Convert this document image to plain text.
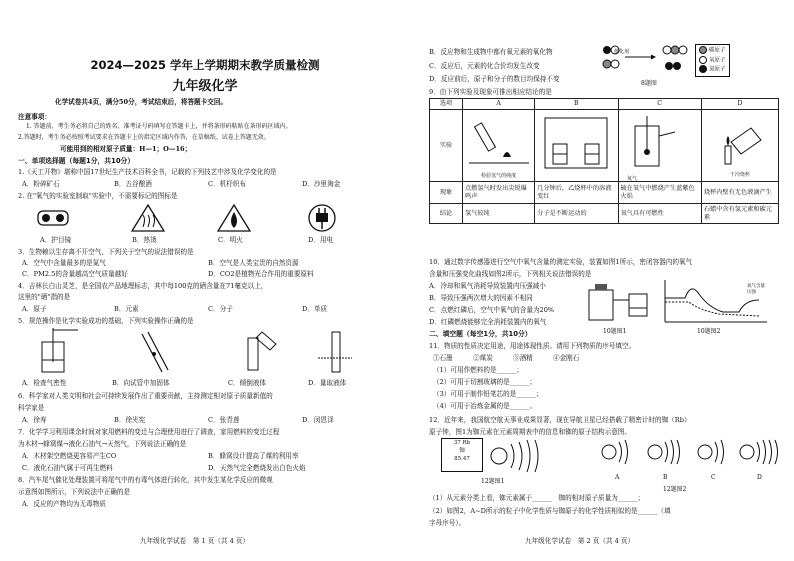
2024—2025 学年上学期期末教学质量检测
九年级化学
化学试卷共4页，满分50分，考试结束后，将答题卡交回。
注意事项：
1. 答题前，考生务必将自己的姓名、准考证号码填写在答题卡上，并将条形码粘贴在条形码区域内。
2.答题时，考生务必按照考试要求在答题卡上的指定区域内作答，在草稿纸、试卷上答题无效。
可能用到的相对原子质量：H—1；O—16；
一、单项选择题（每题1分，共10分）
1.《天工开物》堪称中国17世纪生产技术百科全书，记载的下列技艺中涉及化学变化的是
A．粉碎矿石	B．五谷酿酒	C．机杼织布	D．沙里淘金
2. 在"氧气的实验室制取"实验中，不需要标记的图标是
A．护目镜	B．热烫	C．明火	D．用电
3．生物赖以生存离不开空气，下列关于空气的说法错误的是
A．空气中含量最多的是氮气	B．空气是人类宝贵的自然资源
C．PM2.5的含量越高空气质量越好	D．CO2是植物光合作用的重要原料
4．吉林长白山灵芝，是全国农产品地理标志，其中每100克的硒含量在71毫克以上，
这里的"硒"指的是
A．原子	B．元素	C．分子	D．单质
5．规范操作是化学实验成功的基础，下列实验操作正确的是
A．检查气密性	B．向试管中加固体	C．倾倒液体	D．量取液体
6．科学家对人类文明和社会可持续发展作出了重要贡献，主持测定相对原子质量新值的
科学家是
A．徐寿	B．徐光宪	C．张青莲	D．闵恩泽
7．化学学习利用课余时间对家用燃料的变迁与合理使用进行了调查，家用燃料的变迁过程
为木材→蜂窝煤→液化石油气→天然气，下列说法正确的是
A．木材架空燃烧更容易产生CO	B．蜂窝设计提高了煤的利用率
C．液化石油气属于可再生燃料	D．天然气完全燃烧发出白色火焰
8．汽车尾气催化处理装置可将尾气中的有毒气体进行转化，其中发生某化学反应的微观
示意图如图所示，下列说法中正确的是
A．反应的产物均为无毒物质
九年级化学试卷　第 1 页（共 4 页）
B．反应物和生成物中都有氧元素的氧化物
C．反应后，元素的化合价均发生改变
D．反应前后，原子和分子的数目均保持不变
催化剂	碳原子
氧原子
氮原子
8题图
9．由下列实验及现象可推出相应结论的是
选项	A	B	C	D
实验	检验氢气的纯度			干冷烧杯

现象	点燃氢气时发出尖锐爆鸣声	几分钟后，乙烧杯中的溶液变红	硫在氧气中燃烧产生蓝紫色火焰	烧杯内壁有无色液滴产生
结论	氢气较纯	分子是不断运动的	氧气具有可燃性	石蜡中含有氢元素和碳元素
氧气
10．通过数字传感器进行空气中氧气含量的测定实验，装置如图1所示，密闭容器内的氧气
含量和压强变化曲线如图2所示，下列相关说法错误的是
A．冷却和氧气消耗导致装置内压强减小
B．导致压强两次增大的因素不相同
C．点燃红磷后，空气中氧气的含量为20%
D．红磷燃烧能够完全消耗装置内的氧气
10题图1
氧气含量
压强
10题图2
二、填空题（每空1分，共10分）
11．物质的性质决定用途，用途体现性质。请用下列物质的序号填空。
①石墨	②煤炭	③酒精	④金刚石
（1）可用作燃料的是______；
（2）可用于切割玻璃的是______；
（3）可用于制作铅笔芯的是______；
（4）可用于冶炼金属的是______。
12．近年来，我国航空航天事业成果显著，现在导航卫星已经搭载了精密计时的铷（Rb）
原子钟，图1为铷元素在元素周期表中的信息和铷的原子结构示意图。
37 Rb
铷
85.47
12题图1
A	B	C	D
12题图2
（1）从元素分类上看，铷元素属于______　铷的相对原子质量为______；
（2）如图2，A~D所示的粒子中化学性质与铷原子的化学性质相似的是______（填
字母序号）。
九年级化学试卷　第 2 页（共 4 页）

Goal -> Reproduce all of the material above word for word. Omit the pictures.

Solution to this problem ->
Convert this document image to plain text.
2024—2025 学年上学期期末教学质量检测
九年级化学
化学试卷共4页，满分50分，考试结束后，将答题卡交回。
注意事项：
1. 答题前，考生务必将自己的姓名、准考证号码填写在答题卡上，并将条形码粘贴在条形码区域内。
2.答题时，考生务必按照考试要求在答题卡上的指定区域内作答，在草稿纸、试卷上答题无效。
可能用到的相对原子质量：H—1；O—16；
一、单项选择题（每题1分，共10分）
1.《天工开物》堪称中国17世纪生产技术百科全书，记载的下列技艺中涉及化学变化的是
A．粉碎矿石	B．五谷酿酒	C．机杼织布	D．沙里淘金
2. 在"氧气的实验室制取"实验中，不需要标记的图标是
A．护目镜	B．热烫	C．明火	D．用电
3．生物赖以生存离不开空气，下列关于空气的说法错误的是
A．空气中含量最多的是氮气	B．空气是人类宝贵的自然资源
C．PM2.5的含量越高空气质量越好	D．CO2是植物光合作用的重要原料
4．吉林长白山灵芝，是全国农产品地理标志，其中每100克的硒含量在71毫克以上，
这里的"硒"指的是
A．原子	B．元素	C．分子	D．单质
5．规范操作是化学实验成功的基础，下列实验操作正确的是
A．检查气密性	B．向试管中加固体	C．倾倒液体	D．量取液体
6．科学家对人类文明和社会可持续发展作出了重要贡献，主持测定相对原子质量新值的
科学家是
A．徐寿	B．徐光宪	C．张青莲	D．闵恩泽
7．化学学习利用课余时间对家用燃料的变迁与合理使用进行了调查，家用燃料的变迁过程
为木材→蜂窝煤→液化石油气→天然气，下列说法正确的是
A．木材架空燃烧更容易产生CO	B．蜂窝设计提高了煤的利用率
C．液化石油气属于可再生燃料	D．天然气完全燃烧发出白色火焰
8．汽车尾气催化处理装置可将尾气中的有毒气体进行转化，其中发生某化学反应的微观
示意图如图所示，下列说法中正确的是
A．反应的产物均为无毒物质
九年级化学试卷　第 1 页（共 4 页）
B．反应物和生成物中都有氧元素的氧化物
C．反应后，元素的化合价均发生改变
D．反应前后，原子和分子的数目均保持不变
催化剂	碳原子
氧原子
氮原子
8题图
9．由下列实验及现象可推出相应结论的是
选项	A	B	C	D
实验	检验氢气的纯度			干冷烧杯

现象	点燃氢气时发出尖锐爆鸣声	几分钟后，乙烧杯中的溶液变红	硫在氧气中燃烧产生蓝紫色火焰	烧杯内壁有无色液滴产生
结论	氢气较纯	分子是不断运动的	氧气具有可燃性	石蜡中含有氢元素和碳元素
氧气
10．通过数字传感器进行空气中氧气含量的测定实验，装置如图1所示，密闭容器内的氧气
含量和压强变化曲线如图2所示，下列相关说法错误的是
A．冷却和氧气消耗导致装置内压强减小
B．导致压强两次增大的因素不相同
C．点燃红磷后，空气中氧气的含量为20%
D．红磷燃烧能够完全消耗装置内的氧气
10题图1
氧气含量
压强
10题图2
二、填空题（每空1分，共10分）
11．物质的性质决定用途，用途体现性质。请用下列物质的序号填空。
①石墨	②煤炭	③酒精	④金刚石
（1）可用作燃料的是______；
（2）可用于切割玻璃的是______；
（3）可用于制作铅笔芯的是______；
（4）可用于冶炼金属的是______。
12．近年来，我国航空航天事业成果显著，现在导航卫星已经搭载了精密计时的铷（Rb）
原子钟，图1为铷元素在元素周期表中的信息和铷的原子结构示意图。
37 Rb
铷
85.47
12题图1
A	B	C	D
12题图2
（1）从元素分类上看，铷元素属于______　铷的相对原子质量为______；
（2）如图2，A~D所示的粒子中化学性质与铷原子的化学性质相似的是______（填
字母序号）。
九年级化学试卷　第 2 页（共 4 页）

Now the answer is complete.